(Dataset items)
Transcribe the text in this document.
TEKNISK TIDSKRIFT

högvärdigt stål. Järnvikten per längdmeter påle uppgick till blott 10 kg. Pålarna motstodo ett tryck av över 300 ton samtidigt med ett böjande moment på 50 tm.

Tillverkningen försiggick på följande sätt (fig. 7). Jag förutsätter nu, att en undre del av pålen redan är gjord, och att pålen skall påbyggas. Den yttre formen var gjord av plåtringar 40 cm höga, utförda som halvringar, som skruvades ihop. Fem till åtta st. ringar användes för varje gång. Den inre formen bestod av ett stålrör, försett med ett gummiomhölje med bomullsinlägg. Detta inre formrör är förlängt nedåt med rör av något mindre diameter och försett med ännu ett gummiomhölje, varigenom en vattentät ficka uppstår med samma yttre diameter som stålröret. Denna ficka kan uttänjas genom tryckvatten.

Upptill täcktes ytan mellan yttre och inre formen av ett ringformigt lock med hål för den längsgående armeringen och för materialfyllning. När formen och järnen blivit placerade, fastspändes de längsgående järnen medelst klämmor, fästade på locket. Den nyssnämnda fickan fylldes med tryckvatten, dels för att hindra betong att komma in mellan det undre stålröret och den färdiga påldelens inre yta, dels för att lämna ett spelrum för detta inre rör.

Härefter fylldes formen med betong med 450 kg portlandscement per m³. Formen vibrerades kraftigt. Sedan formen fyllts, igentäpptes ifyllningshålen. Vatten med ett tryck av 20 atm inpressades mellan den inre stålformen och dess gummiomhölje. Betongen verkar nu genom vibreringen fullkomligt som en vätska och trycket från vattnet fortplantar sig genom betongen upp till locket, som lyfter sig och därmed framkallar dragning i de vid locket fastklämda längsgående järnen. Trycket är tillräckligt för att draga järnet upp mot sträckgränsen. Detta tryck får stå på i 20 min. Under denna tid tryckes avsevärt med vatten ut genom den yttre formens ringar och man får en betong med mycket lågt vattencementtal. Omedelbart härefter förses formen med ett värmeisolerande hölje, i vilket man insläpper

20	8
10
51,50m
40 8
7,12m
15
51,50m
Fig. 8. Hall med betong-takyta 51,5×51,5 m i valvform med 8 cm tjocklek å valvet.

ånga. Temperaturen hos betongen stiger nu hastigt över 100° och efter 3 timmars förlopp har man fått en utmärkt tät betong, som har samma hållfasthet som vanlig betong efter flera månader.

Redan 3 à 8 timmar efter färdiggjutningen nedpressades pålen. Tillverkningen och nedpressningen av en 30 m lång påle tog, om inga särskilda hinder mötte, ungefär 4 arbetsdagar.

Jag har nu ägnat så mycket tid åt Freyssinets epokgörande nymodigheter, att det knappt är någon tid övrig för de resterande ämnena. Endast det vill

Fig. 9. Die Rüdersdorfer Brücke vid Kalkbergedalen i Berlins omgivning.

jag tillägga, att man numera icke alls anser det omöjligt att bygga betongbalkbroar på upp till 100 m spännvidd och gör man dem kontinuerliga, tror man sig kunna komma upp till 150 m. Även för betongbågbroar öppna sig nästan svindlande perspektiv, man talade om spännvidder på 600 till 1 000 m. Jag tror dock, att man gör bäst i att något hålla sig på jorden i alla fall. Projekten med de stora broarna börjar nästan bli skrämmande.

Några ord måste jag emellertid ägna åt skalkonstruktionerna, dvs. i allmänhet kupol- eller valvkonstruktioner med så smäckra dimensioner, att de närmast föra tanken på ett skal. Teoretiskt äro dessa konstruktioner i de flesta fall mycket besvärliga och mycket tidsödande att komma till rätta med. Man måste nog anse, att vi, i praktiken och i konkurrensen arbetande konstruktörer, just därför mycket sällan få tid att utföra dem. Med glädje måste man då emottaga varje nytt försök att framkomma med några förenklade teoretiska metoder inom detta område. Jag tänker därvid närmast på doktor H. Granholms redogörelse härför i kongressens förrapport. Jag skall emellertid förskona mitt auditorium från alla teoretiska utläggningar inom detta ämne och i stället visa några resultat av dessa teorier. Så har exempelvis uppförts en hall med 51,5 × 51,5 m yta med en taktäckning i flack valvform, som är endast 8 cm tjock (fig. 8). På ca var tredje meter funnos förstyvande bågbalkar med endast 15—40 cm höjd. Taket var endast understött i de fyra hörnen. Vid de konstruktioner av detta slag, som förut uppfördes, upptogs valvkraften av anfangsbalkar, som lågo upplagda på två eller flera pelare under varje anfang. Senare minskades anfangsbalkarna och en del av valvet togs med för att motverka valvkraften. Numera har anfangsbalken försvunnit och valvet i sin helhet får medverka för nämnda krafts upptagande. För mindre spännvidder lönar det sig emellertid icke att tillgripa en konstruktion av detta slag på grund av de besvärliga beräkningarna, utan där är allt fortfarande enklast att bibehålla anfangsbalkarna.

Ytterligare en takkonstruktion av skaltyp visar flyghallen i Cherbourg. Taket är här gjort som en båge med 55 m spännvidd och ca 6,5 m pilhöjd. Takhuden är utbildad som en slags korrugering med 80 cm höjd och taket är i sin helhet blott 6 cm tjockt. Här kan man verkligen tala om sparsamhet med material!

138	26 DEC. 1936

**Problem to work on**
Word for word, quote all of the data above.

**Exercise output**
Transcribe the text in this document.
TEKNISK TIDSKRIFT

högvärdigt stål. Järnvikten per längdmeter påle uppgick till blott 10 kg. Pålarna motstodo ett tryck av över 300 ton samtidigt med ett böjande moment på 50 tm.

Tillverkningen försiggick på följande sätt (fig. 7). Jag förutsätter nu, att en undre del av pålen redan är gjord, och att pålen skall påbyggas. Den yttre formen var gjord av plåtringar 40 cm höga, utförda som halvringar, som skruvades ihop. Fem till åtta st. ringar användes för varje gång. Den inre formen bestod av ett stålrör, försett med ett gummiomhölje med bomullsinlägg. Detta inre formrör är förlängt nedåt med rör av något mindre diameter och försett med ännu ett gummiomhölje, varigenom en vattentät ficka uppstår med samma yttre diameter som stålröret. Denna ficka kan uttänjas genom tryckvatten.

Upptill täcktes ytan mellan yttre och inre formen av ett ringformigt lock med hål för den längsgående armeringen och för materialfyllning. När formen och järnen blivit placerade, fastspändes de längsgående järnen medelst klämmor, fästade på locket. Den nyssnämnda fickan fylldes med tryckvatten, dels för att hindra betong att komma in mellan det undre stålröret och den färdiga påldelens inre yta, dels för att lämna ett spelrum för detta inre rör.

Härefter fylldes formen med betong med 450 kg portlandscement per m³. Formen vibrerades kraftigt. Sedan formen fyllts, igentäpptes ifyllningshålen. Vatten med ett tryck av 20 atm inpressades mellan den inre stålformen och dess gummiomhölje. Betongen verkar nu genom vibreringen fullkomligt som en vätska och trycket från vattnet fortplantar sig genom betongen upp till locket, som lyfter sig och därmed framkallar dragning i de vid locket fastklämda längsgående järnen. Trycket är tillräckligt för att draga järnet upp mot sträckgränsen. Detta tryck får stå på i 20 min. Under denna tid tryckes avsevärt med vatten ut genom den yttre formens ringar och man får en betong med mycket lågt vattencementtal. Omedelbart härefter förses formen med ett värmeisolerande hölje, i vilket man insläpper

20	8
10
51,50m
40 8
7,12m
15
51,50m
Fig. 8. Hall med betong-takyta 51,5×51,5 m i valvform med 8 cm tjocklek å valvet.

ånga. Temperaturen hos betongen stiger nu hastigt över 100° och efter 3 timmars förlopp har man fått en utmärkt tät betong, som har samma hållfasthet som vanlig betong efter flera månader.

Redan 3 à 8 timmar efter färdiggjutningen nedpressades pålen. Tillverkningen och nedpressningen av en 30 m lång påle tog, om inga särskilda hinder mötte, ungefär 4 arbetsdagar.

Jag har nu ägnat så mycket tid åt Freyssinets epokgörande nymodigheter, att det knappt är någon tid övrig för de resterande ämnena. Endast det vill

Fig. 9. Die Rüdersdorfer Brücke vid Kalkbergedalen i Berlins omgivning.

jag tillägga, att man numera icke alls anser det omöjligt att bygga betongbalkbroar på upp till 100 m spännvidd och gör man dem kontinuerliga, tror man sig kunna komma upp till 150 m. Även för betongbågbroar öppna sig nästan svindlande perspektiv, man talade om spännvidder på 600 till 1 000 m. Jag tror dock, att man gör bäst i att något hålla sig på jorden i alla fall. Projekten med de stora broarna börjar nästan bli skrämmande.

Några ord måste jag emellertid ägna åt skalkonstruktionerna, dvs. i allmänhet kupol- eller valvkonstruktioner med så smäckra dimensioner, att de närmast föra tanken på ett skal. Teoretiskt äro dessa konstruktioner i de flesta fall mycket besvärliga och mycket tidsödande att komma till rätta med. Man måste nog anse, att vi, i praktiken och i konkurrensen arbetande konstruktörer, just därför mycket sällan få tid att utföra dem. Med glädje måste man då emottaga varje nytt försök att framkomma med några förenklade teoretiska metoder inom detta område. Jag tänker därvid närmast på doktor H. Granholms redogörelse härför i kongressens förrapport. Jag skall emellertid förskona mitt auditorium från alla teoretiska utläggningar inom detta ämne och i stället visa några resultat av dessa teorier. Så har exempelvis uppförts en hall med 51,5 × 51,5 m yta med en taktäckning i flack valvform, som är endast 8 cm tjock (fig. 8). På ca var tredje meter funnos förstyvande bågbalkar med endast 15—40 cm höjd. Taket var endast understött i de fyra hörnen. Vid de konstruktioner av detta slag, som förut uppfördes, upptogs valvkraften av anfangsbalkar, som lågo upplagda på två eller flera pelare under varje anfang. Senare minskades anfangsbalkarna och en del av valvet togs med för att motverka valvkraften. Numera har anfangsbalken försvunnit och valvet i sin helhet får medverka för nämnda krafts upptagande. För mindre spännvidder lönar det sig emellertid icke att tillgripa en konstruktion av detta slag på grund av de besvärliga beräkningarna, utan där är allt fortfarande enklast att bibehålla anfangsbalkarna.

Ytterligare en takkonstruktion av skaltyp visar flyghallen i Cherbourg. Taket är här gjort som en båge med 55 m spännvidd och ca 6,5 m pilhöjd. Takhuden är utbildad som en slags korrugering med 80 cm höjd och taket är i sin helhet blott 6 cm tjockt. Här kan man verkligen tala om sparsamhet med material!

138	26 DEC. 1936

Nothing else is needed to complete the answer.